START Recorded data

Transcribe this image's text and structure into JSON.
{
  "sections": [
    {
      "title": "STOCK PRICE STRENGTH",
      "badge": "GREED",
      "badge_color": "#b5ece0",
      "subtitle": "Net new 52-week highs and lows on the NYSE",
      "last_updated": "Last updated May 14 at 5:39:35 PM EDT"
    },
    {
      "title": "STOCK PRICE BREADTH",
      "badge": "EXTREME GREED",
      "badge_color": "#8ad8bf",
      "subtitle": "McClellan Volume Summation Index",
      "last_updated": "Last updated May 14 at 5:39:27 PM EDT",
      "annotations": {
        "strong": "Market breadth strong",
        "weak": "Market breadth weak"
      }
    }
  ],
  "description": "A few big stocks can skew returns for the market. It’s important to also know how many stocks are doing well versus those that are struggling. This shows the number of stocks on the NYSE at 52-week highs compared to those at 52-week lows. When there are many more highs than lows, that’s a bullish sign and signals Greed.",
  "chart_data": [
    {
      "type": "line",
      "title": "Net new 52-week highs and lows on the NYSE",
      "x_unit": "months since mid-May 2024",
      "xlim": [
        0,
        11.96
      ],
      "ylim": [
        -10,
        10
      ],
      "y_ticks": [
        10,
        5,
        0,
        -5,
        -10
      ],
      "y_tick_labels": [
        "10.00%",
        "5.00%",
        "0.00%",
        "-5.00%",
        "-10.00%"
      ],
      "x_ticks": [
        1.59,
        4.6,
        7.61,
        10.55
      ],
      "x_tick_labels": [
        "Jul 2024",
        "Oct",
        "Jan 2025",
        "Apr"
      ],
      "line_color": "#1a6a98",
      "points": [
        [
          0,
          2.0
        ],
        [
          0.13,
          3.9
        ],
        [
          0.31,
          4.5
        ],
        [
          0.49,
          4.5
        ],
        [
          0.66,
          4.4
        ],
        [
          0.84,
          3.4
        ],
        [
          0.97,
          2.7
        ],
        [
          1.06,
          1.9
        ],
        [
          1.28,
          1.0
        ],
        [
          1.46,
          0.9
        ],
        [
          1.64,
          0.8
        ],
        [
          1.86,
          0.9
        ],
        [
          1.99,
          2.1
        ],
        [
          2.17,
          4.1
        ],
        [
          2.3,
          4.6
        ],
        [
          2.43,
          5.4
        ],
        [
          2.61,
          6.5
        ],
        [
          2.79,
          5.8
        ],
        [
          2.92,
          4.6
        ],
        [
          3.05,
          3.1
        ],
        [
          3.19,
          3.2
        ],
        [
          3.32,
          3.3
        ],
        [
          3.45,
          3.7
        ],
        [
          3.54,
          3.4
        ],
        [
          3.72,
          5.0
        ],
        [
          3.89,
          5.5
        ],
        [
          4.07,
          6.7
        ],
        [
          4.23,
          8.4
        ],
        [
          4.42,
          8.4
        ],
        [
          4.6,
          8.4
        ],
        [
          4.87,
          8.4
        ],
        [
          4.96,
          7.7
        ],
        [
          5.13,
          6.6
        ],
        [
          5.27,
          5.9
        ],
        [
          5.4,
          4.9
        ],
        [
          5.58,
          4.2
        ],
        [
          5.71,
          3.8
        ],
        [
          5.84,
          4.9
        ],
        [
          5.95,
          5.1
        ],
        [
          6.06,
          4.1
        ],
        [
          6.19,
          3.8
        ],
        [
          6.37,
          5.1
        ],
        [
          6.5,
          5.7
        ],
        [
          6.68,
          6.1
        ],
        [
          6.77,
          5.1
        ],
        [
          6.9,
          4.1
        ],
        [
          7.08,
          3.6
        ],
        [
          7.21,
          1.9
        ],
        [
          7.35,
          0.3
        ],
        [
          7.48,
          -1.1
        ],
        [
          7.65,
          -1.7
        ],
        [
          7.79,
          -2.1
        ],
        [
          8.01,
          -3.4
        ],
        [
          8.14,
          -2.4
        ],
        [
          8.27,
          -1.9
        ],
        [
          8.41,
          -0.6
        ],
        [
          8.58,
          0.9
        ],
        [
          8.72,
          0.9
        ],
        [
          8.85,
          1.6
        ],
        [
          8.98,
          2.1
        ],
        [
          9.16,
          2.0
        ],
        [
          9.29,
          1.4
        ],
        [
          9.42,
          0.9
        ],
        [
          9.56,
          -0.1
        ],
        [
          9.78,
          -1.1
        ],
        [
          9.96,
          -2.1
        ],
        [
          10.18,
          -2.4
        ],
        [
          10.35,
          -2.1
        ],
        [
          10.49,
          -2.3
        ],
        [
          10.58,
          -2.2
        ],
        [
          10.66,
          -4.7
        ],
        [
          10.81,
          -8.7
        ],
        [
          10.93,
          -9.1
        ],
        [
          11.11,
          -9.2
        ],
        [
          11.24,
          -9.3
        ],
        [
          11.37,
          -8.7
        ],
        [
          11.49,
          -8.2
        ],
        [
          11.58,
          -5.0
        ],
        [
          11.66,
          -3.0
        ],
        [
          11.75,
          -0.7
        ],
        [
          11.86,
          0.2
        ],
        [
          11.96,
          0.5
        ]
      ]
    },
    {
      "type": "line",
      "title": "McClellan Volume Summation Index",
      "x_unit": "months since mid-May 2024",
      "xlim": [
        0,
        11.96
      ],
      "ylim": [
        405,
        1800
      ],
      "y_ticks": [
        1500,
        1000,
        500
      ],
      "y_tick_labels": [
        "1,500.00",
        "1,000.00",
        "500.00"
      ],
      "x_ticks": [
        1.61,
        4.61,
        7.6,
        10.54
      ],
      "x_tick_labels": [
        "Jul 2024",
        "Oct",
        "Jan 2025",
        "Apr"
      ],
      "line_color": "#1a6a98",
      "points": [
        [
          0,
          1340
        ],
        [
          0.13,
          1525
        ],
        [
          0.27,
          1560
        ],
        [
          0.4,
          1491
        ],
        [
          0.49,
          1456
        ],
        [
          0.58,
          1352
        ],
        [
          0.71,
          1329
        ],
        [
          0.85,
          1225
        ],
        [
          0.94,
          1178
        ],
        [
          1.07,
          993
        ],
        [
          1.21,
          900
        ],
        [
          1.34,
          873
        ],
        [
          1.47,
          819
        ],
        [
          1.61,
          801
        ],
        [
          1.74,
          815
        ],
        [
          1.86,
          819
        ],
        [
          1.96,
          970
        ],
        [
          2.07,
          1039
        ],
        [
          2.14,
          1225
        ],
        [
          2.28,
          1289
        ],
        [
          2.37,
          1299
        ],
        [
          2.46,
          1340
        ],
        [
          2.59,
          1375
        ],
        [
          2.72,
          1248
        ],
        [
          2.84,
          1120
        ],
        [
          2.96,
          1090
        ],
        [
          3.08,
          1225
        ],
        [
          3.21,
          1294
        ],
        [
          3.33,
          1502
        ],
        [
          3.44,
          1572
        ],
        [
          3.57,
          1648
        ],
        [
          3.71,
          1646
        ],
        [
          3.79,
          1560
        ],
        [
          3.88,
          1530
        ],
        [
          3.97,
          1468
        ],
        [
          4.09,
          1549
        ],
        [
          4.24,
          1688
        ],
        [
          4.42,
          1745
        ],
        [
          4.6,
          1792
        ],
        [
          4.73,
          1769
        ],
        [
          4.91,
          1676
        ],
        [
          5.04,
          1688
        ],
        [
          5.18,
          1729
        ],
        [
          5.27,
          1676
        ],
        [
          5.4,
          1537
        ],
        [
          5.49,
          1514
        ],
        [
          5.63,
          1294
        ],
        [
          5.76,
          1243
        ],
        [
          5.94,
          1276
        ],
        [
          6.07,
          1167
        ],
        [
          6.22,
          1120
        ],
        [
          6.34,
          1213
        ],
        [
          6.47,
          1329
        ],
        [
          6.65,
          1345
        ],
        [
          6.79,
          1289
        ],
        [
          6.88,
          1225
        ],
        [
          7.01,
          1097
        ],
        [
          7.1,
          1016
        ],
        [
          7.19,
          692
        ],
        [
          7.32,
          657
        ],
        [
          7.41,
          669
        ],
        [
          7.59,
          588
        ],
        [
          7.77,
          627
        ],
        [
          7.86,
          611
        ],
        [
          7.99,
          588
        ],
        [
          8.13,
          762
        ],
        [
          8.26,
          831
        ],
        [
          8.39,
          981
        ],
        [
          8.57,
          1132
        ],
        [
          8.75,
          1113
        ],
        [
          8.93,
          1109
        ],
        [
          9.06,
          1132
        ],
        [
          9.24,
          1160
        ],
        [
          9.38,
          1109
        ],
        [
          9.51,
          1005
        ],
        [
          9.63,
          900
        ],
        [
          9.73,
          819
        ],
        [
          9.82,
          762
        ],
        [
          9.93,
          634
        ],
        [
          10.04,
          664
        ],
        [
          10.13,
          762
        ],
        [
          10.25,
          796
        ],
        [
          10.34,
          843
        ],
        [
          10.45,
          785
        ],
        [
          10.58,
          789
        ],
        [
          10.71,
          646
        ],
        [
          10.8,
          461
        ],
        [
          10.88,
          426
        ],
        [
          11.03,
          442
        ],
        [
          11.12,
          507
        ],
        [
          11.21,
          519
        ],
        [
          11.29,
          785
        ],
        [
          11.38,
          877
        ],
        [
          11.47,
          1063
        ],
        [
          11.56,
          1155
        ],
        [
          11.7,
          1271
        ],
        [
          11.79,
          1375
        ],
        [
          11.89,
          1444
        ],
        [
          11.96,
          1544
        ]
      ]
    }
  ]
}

END Recorded data

### Set exercise:
Among the lines of the material, find those that hold the word "McClellan" and copy them.

### Exercise result:
      "subtitle": "McClellan Volume Summation Index",
      "title": "McClellan Volume Summation Index",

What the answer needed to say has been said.